Exercise task » Write every line out verbatim and omit the pictures.
>> START Material for this task
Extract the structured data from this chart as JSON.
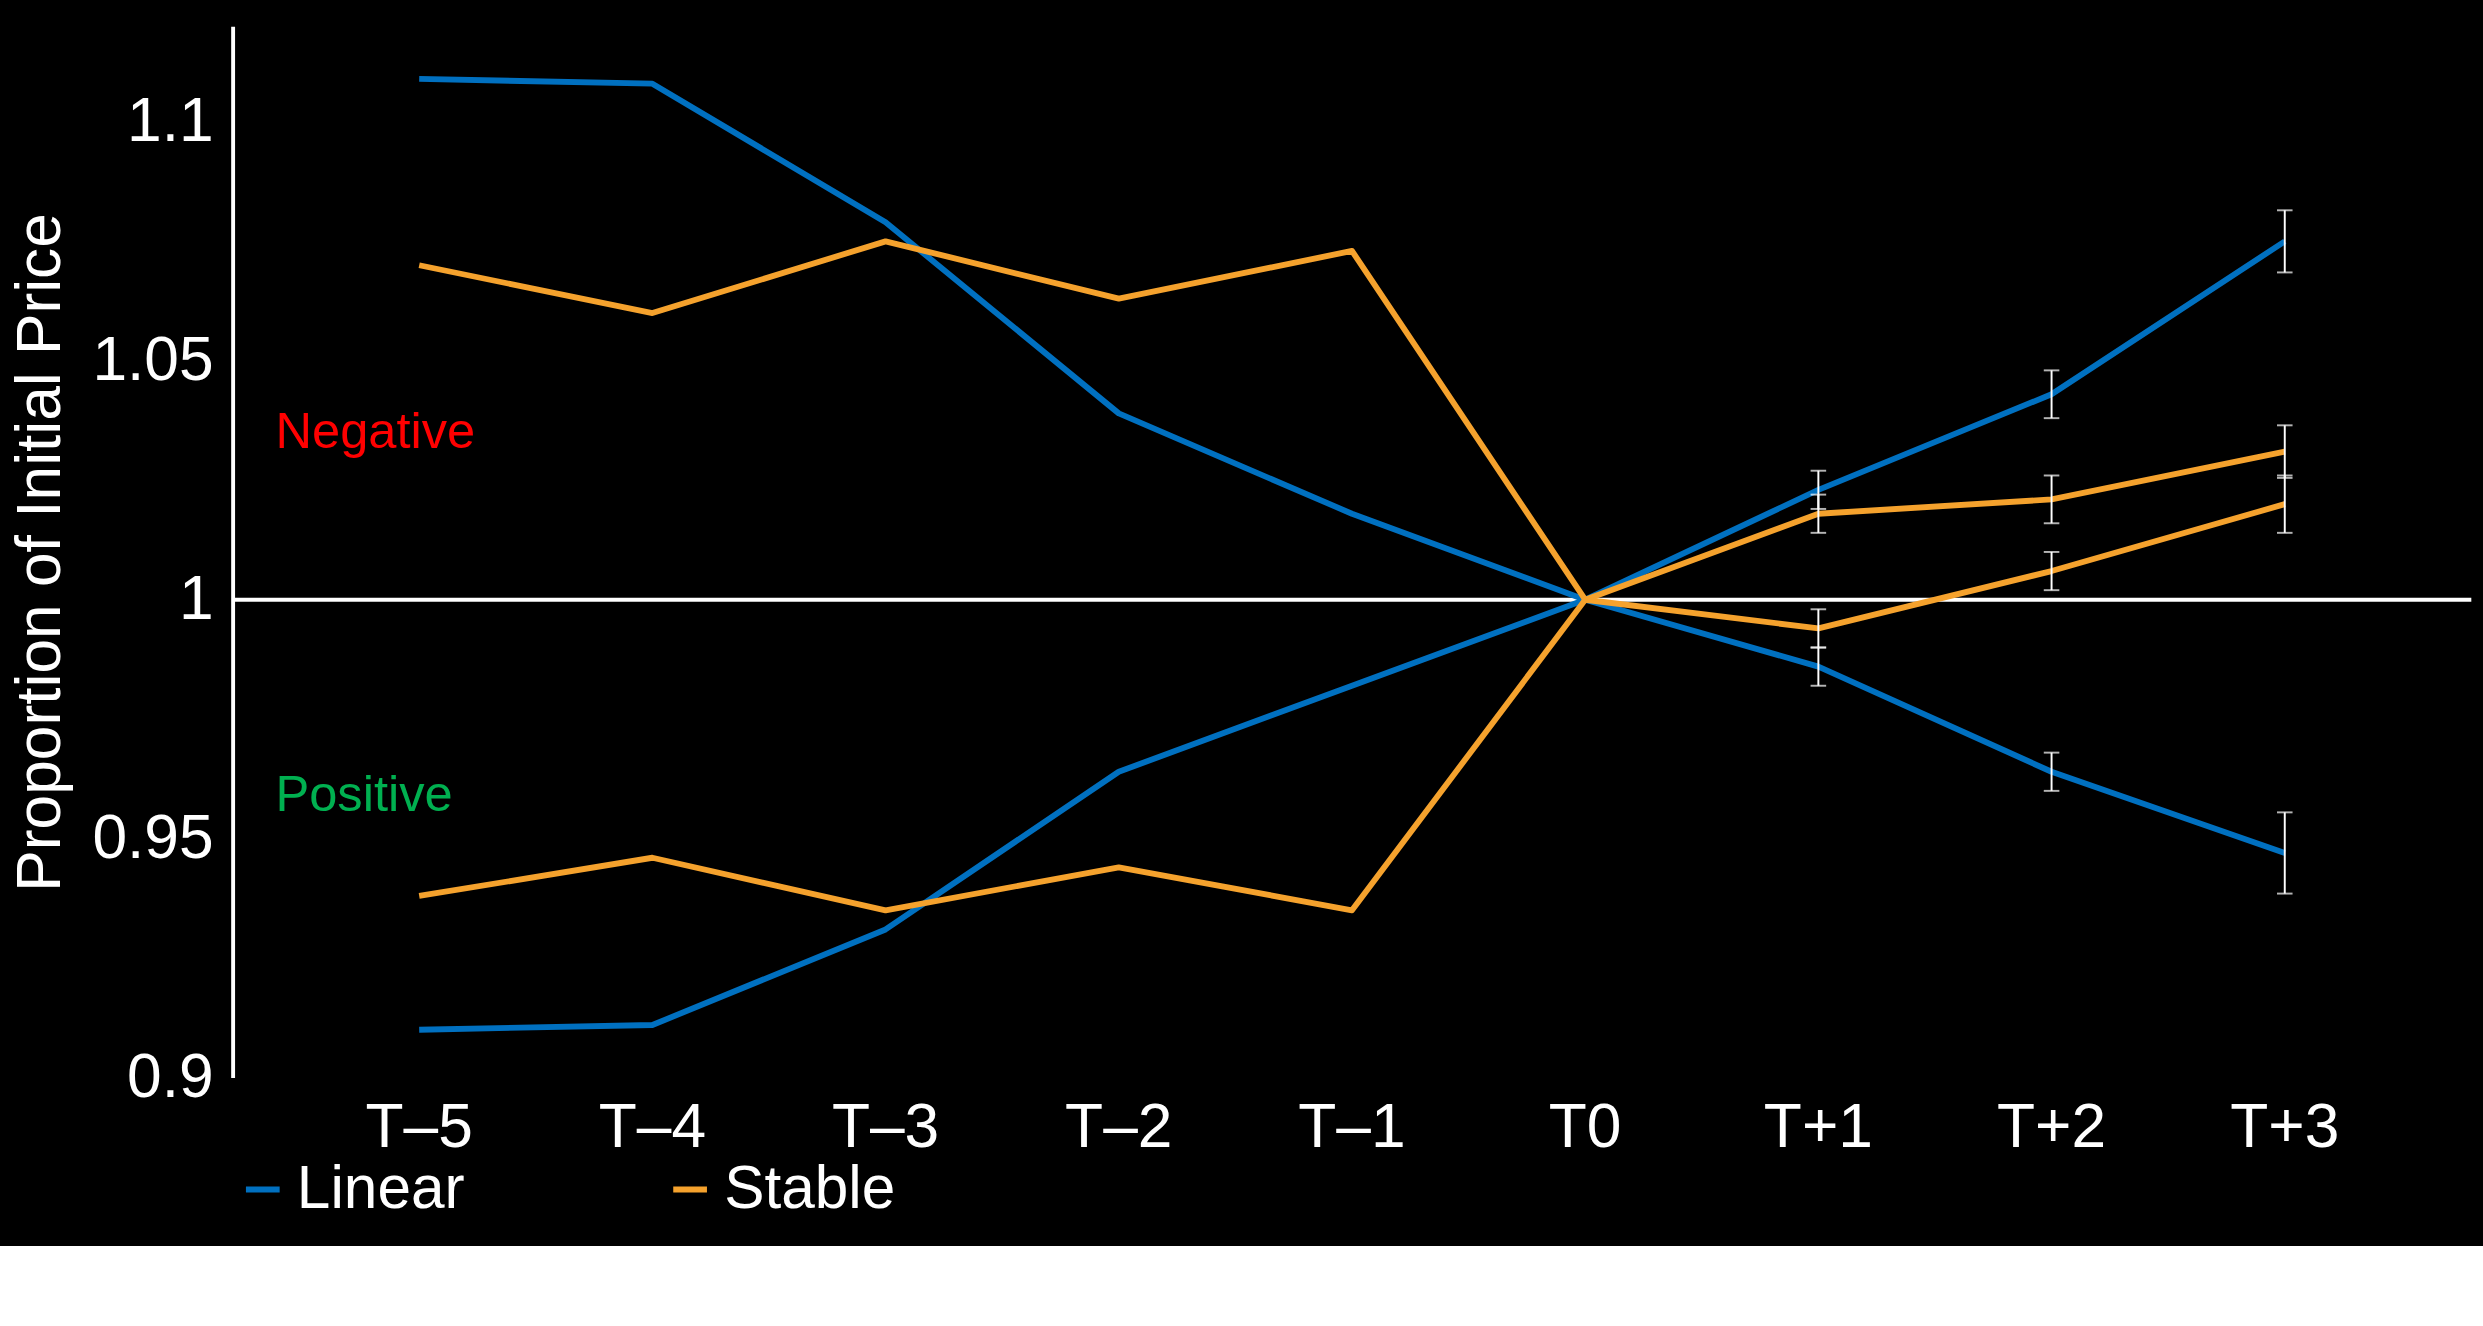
{
  "chart_data": {
    "type": "line",
    "ylabel": "Proportion of Initial Price",
    "categories": [
      "T–5",
      "T–4",
      "T–3",
      "T–2",
      "T–1",
      "T0",
      "T+1",
      "T+2",
      "T+3"
    ],
    "series": [
      {
        "name": "Linear",
        "color": "#0070c0",
        "values": [
          1.109,
          1.108,
          1.079,
          1.039,
          1.018,
          1.0,
          1.023,
          1.043,
          1.075
        ],
        "errors": [
          null,
          null,
          null,
          null,
          null,
          null,
          0.004,
          0.005,
          0.0065
        ]
      },
      {
        "color": "#0070c0",
        "values": [
          0.91,
          0.911,
          0.931,
          0.964,
          0.982,
          1.0,
          0.986,
          0.964,
          0.947
        ],
        "errors": [
          null,
          null,
          null,
          null,
          null,
          null,
          0.004,
          0.004,
          0.0085
        ]
      },
      {
        "name": "Stable",
        "color": "#f5a22d",
        "values": [
          1.07,
          1.06,
          1.075,
          1.063,
          1.073,
          1.0,
          1.018,
          1.021,
          1.031
        ],
        "errors": [
          null,
          null,
          null,
          null,
          null,
          null,
          0.004,
          0.005,
          0.0055
        ]
      },
      {
        "color": "#f5a22d",
        "values": [
          0.938,
          0.946,
          0.935,
          0.944,
          0.935,
          1.0,
          0.994,
          1.006,
          1.02
        ],
        "errors": [
          null,
          null,
          null,
          null,
          null,
          null,
          0.004,
          0.004,
          0.006
        ]
      }
    ],
    "ylim": [
      0.9,
      1.12
    ],
    "yticks": [
      0.9,
      0.95,
      1,
      1.05,
      1.1
    ],
    "grid": false,
    "legend": "bottom",
    "marker": "none",
    "line_style": "solid",
    "ref_lines": [
      {
        "axis": "y",
        "value": 1,
        "color": "#ffffff"
      }
    ],
    "annotations": [
      "Negative",
      "Positive"
    ]
  }
}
>> END Material for this task
The reply »
Extract the structured data from this chart as JSON.
{
  "chart_data": {
    "type": "line",
    "ylabel": "Proportion of Initial Price",
    "categories": [
      "T–5",
      "T–4",
      "T–3",
      "T–2",
      "T–1",
      "T0",
      "T+1",
      "T+2",
      "T+3"
    ],
    "series": [
      {
        "name": "Linear",
        "color": "#0070c0",
        "values": [
          1.109,
          1.108,
          1.079,
          1.039,
          1.018,
          1.0,
          1.023,
          1.043,
          1.075
        ],
        "errors": [
          null,
          null,
          null,
          null,
          null,
          null,
          0.004,
          0.005,
          0.0065
        ]
      },
      {
        "color": "#0070c0",
        "values": [
          0.91,
          0.911,
          0.931,
          0.964,
          0.982,
          1.0,
          0.986,
          0.964,
          0.947
        ],
        "errors": [
          null,
          null,
          null,
          null,
          null,
          null,
          0.004,
          0.004,
          0.0085
        ]
      },
      {
        "name": "Stable",
        "color": "#f5a22d",
        "values": [
          1.07,
          1.06,
          1.075,
          1.063,
          1.073,
          1.0,
          1.018,
          1.021,
          1.031
        ],
        "errors": [
          null,
          null,
          null,
          null,
          null,
          null,
          0.004,
          0.005,
          0.0055
        ]
      },
      {
        "color": "#f5a22d",
        "values": [
          0.938,
          0.946,
          0.935,
          0.944,
          0.935,
          1.0,
          0.994,
          1.006,
          1.02
        ],
        "errors": [
          null,
          null,
          null,
          null,
          null,
          null,
          0.004,
          0.004,
          0.006
        ]
      }
    ],
    "ylim": [
      0.9,
      1.12
    ],
    "yticks": [
      0.9,
      0.95,
      1,
      1.05,
      1.1
    ],
    "grid": false,
    "legend": "bottom",
    "marker": "none",
    "line_style": "solid",
    "ref_lines": [
      {
        "axis": "y",
        "value": 1,
        "color": "#ffffff"
      }
    ],
    "annotations": [
      "Negative",
      "Positive"
    ]
  }
}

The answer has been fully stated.